-- begin DATA LINES --
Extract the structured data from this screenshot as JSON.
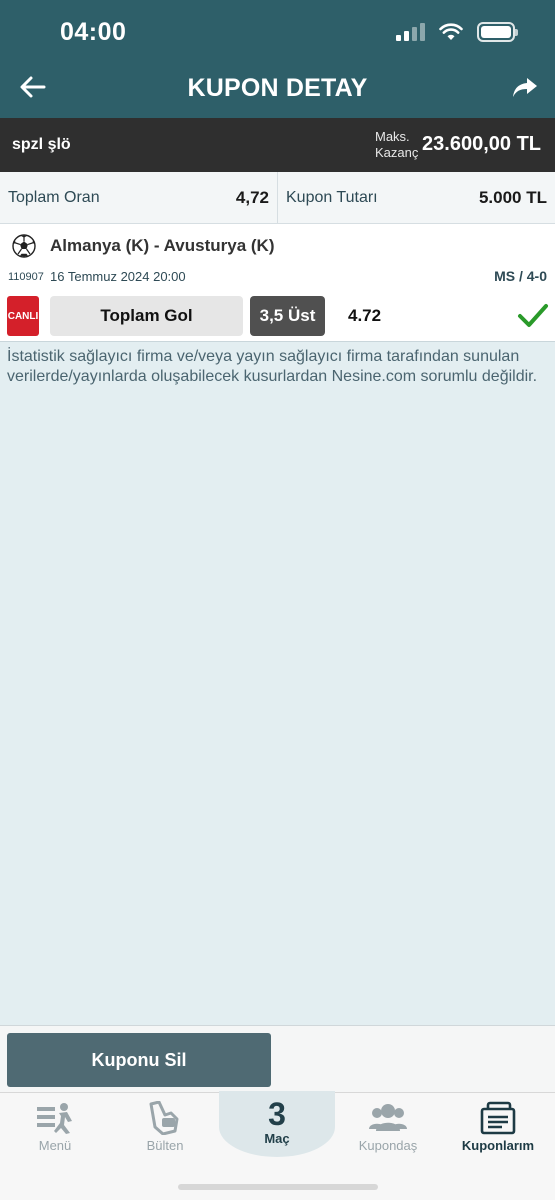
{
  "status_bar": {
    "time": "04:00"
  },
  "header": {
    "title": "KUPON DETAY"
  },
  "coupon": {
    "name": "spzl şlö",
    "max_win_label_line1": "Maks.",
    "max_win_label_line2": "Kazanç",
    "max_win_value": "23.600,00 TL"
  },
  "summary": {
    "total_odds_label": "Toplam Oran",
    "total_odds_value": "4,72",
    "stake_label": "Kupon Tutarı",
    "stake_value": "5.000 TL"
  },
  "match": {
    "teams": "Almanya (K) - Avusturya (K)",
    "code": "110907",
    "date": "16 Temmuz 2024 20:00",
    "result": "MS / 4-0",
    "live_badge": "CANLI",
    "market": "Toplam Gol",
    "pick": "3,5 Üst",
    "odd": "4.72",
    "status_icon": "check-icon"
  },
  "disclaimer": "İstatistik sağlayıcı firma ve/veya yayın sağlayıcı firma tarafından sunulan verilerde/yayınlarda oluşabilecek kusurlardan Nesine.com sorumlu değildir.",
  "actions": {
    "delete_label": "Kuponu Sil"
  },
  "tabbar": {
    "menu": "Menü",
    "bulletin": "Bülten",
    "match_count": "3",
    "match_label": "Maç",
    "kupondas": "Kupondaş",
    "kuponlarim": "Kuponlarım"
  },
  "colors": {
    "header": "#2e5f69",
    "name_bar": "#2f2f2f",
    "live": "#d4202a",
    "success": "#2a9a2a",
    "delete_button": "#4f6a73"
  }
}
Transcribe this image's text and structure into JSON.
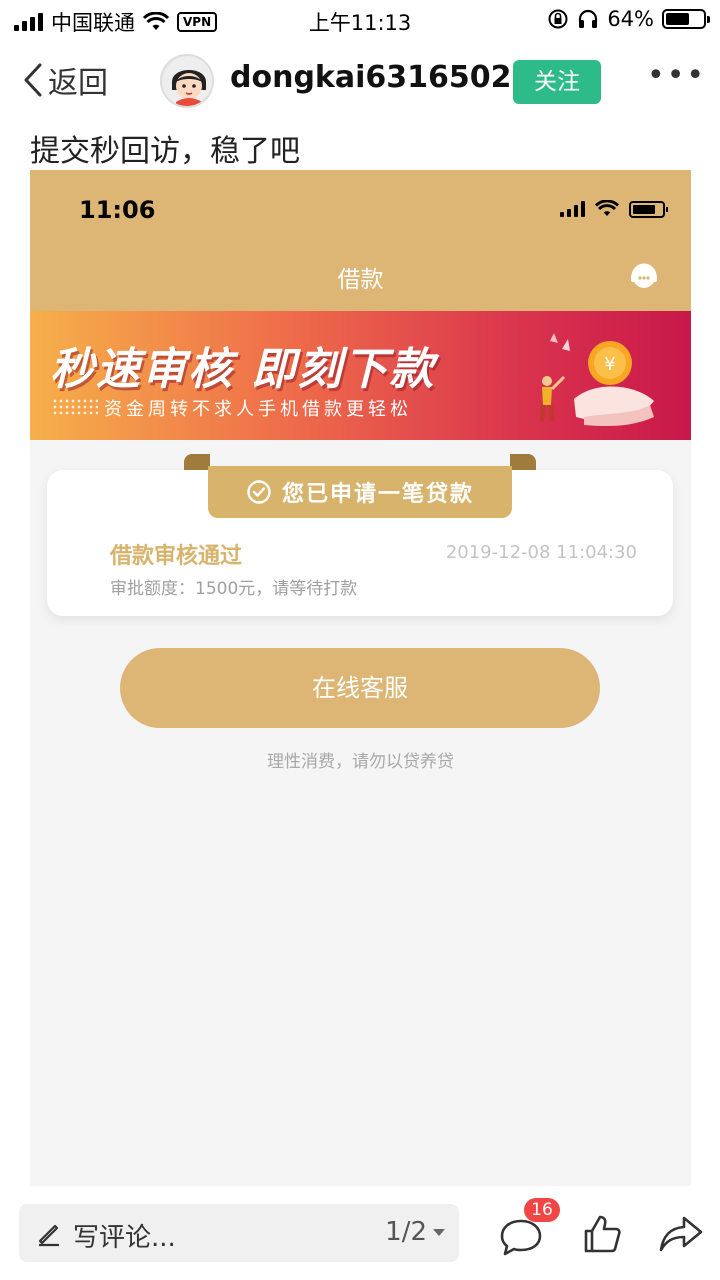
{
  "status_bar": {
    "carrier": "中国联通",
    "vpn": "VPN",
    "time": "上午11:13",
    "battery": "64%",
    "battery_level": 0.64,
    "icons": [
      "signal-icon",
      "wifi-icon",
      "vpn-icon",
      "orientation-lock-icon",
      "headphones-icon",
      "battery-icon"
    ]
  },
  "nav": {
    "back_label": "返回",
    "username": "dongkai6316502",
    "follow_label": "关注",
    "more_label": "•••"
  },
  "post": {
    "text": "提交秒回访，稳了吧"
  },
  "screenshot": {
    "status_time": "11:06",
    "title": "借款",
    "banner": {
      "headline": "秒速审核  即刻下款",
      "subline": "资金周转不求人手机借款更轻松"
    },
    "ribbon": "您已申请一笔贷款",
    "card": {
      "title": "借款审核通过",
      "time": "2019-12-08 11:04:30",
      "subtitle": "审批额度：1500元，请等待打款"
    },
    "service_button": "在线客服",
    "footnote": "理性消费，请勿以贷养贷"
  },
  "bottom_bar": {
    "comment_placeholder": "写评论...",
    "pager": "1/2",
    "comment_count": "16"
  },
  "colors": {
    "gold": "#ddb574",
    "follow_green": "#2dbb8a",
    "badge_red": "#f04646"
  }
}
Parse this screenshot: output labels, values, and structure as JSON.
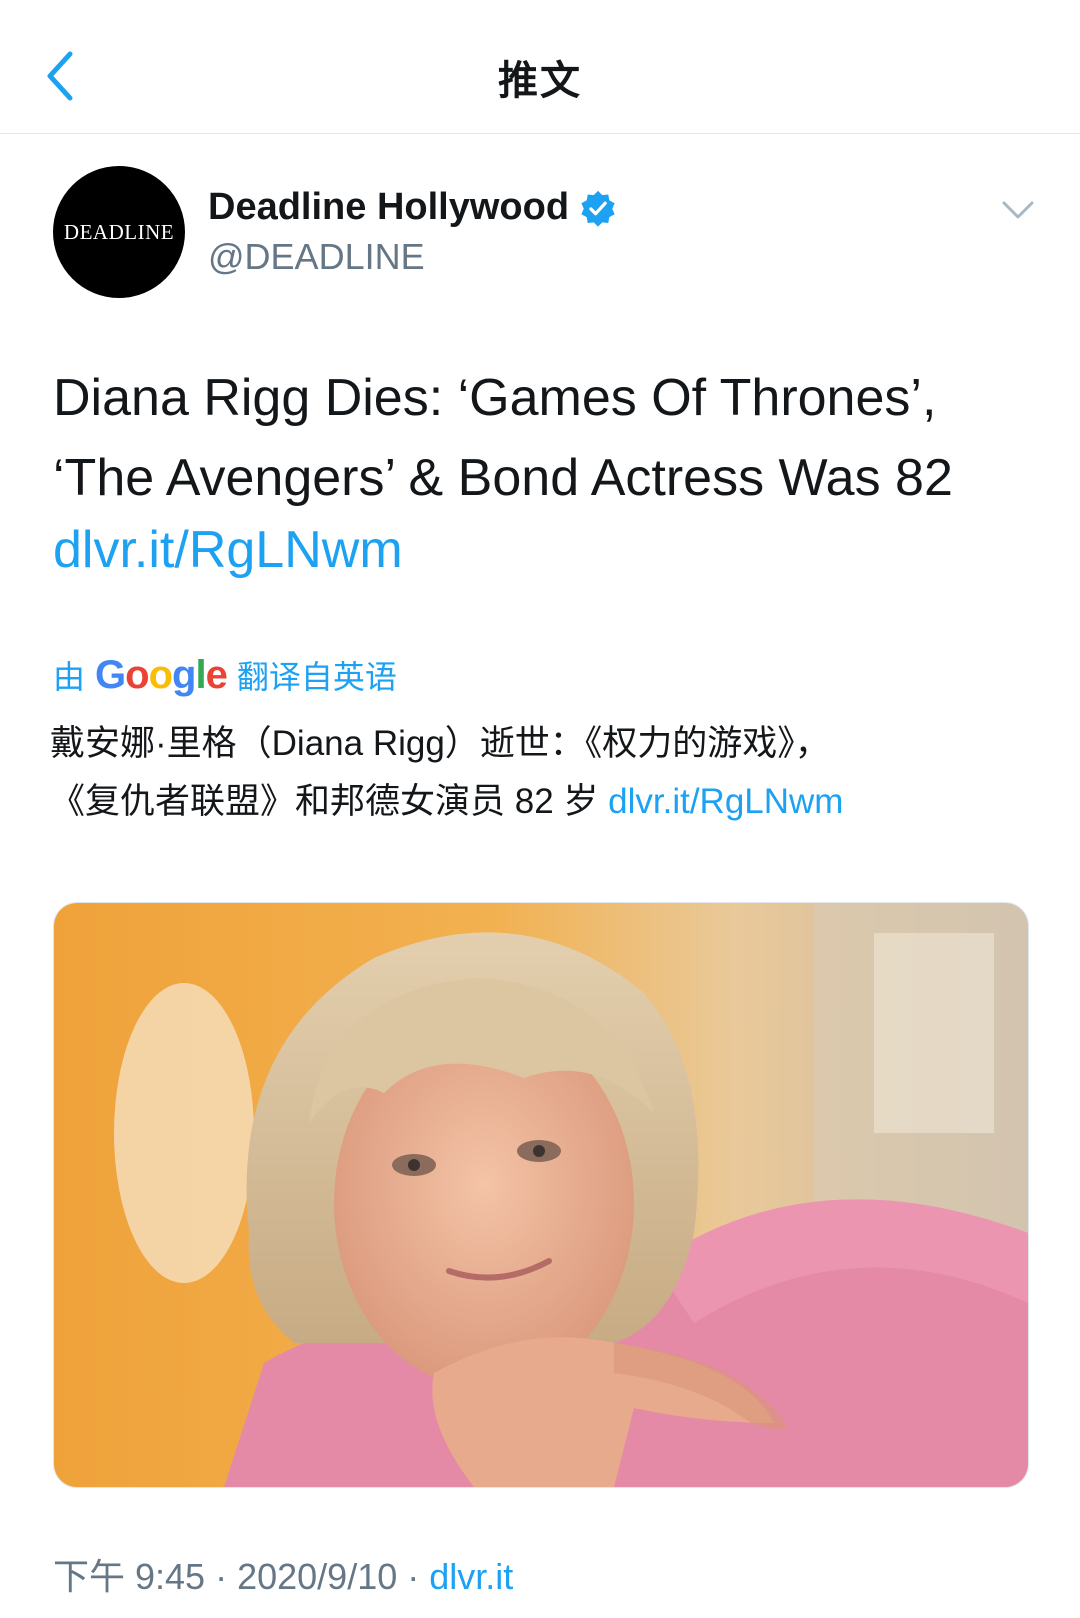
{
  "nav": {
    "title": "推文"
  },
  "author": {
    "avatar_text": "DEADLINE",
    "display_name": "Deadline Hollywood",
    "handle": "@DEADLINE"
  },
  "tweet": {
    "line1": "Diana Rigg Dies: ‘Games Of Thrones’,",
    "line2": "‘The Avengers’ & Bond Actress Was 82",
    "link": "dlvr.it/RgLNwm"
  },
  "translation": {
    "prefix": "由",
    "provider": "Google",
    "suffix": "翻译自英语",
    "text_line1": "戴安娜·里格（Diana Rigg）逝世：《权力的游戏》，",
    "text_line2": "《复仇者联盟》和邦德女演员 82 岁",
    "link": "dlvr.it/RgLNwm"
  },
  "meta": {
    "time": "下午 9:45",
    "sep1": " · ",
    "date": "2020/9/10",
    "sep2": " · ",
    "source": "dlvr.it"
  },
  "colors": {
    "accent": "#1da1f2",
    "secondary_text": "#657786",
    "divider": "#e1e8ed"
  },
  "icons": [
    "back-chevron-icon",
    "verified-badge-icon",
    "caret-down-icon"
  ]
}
-- end DATA LINES --
- THE TASK
Exclude the pictures. Write out the remaining data exactly.

- REPLY
Extract the structured data from this screenshot as JSON.
{
  "status_bar": {
    "time": "04:00"
  },
  "header": {
    "title": "KUPON DETAY"
  },
  "coupon": {
    "name": "spzl şlö",
    "max_win_label_line1": "Maks.",
    "max_win_label_line2": "Kazanç",
    "max_win_value": "23.600,00 TL"
  },
  "summary": {
    "total_odds_label": "Toplam Oran",
    "total_odds_value": "4,72",
    "stake_label": "Kupon Tutarı",
    "stake_value": "5.000 TL"
  },
  "match": {
    "teams": "Almanya (K) - Avusturya (K)",
    "code": "110907",
    "date": "16 Temmuz 2024 20:00",
    "result": "MS / 4-0",
    "live_badge": "CANLI",
    "market": "Toplam Gol",
    "pick": "3,5 Üst",
    "odd": "4.72",
    "status_icon": "check-icon"
  },
  "disclaimer": "İstatistik sağlayıcı firma ve/veya yayın sağlayıcı firma tarafından sunulan verilerde/yayınlarda oluşabilecek kusurlardan Nesine.com sorumlu değildir.",
  "actions": {
    "delete_label": "Kuponu Sil"
  },
  "tabbar": {
    "menu": "Menü",
    "bulletin": "Bülten",
    "match_count": "3",
    "match_label": "Maç",
    "kupondas": "Kupondaş",
    "kuponlarim": "Kuponlarım"
  },
  "colors": {
    "header": "#2e5f69",
    "name_bar": "#2f2f2f",
    "live": "#d4202a",
    "success": "#2a9a2a",
    "delete_button": "#4f6a73"
  }
}
Transcribe this image's text and structure into JSON.
{
  "status_bar": {
    "carrier": "中国联通",
    "vpn": "VPN",
    "time": "上午11:13",
    "battery": "64%",
    "battery_level": 0.64,
    "icons": [
      "signal-icon",
      "wifi-icon",
      "vpn-icon",
      "orientation-lock-icon",
      "headphones-icon",
      "battery-icon"
    ]
  },
  "nav": {
    "back_label": "返回",
    "username": "dongkai6316502",
    "follow_label": "关注",
    "more_label": "•••"
  },
  "post": {
    "text": "提交秒回访，稳了吧"
  },
  "screenshot": {
    "status_time": "11:06",
    "title": "借款",
    "banner": {
      "headline": "秒速审核  即刻下款",
      "subline": "资金周转不求人手机借款更轻松"
    },
    "ribbon": "您已申请一笔贷款",
    "card": {
      "title": "借款审核通过",
      "time": "2019-12-08 11:04:30",
      "subtitle": "审批额度：1500元，请等待打款"
    },
    "service_button": "在线客服",
    "footnote": "理性消费，请勿以贷养贷"
  },
  "bottom_bar": {
    "comment_placeholder": "写评论...",
    "pager": "1/2",
    "comment_count": "16"
  },
  "colors": {
    "gold": "#ddb574",
    "follow_green": "#2dbb8a",
    "badge_red": "#f04646"
  }
}
Parse this screenshot: output labels, values, and structure as JSON.
{
  "nav": {
    "title": "推文"
  },
  "author": {
    "avatar_text": "DEADLINE",
    "display_name": "Deadline Hollywood",
    "handle": "@DEADLINE"
  },
  "tweet": {
    "line1": "Diana Rigg Dies: ‘Games Of Thrones’,",
    "line2": "‘The Avengers’ & Bond Actress Was 82",
    "link": "dlvr.it/RgLNwm"
  },
  "translation": {
    "prefix": "由",
    "provider": "Google",
    "suffix": "翻译自英语",
    "text_line1": "戴安娜·里格（Diana Rigg）逝世：《权力的游戏》，",
    "text_line2": "《复仇者联盟》和邦德女演员 82 岁",
    "link": "dlvr.it/RgLNwm"
  },
  "meta": {
    "time": "下午 9:45",
    "sep1": " · ",
    "date": "2020/9/10",
    "sep2": " · ",
    "source": "dlvr.it"
  },
  "colors": {
    "accent": "#1da1f2",
    "secondary_text": "#657786",
    "divider": "#e1e8ed"
  },
  "icons": [
    "back-chevron-icon",
    "verified-badge-icon",
    "caret-down-icon"
  ]
}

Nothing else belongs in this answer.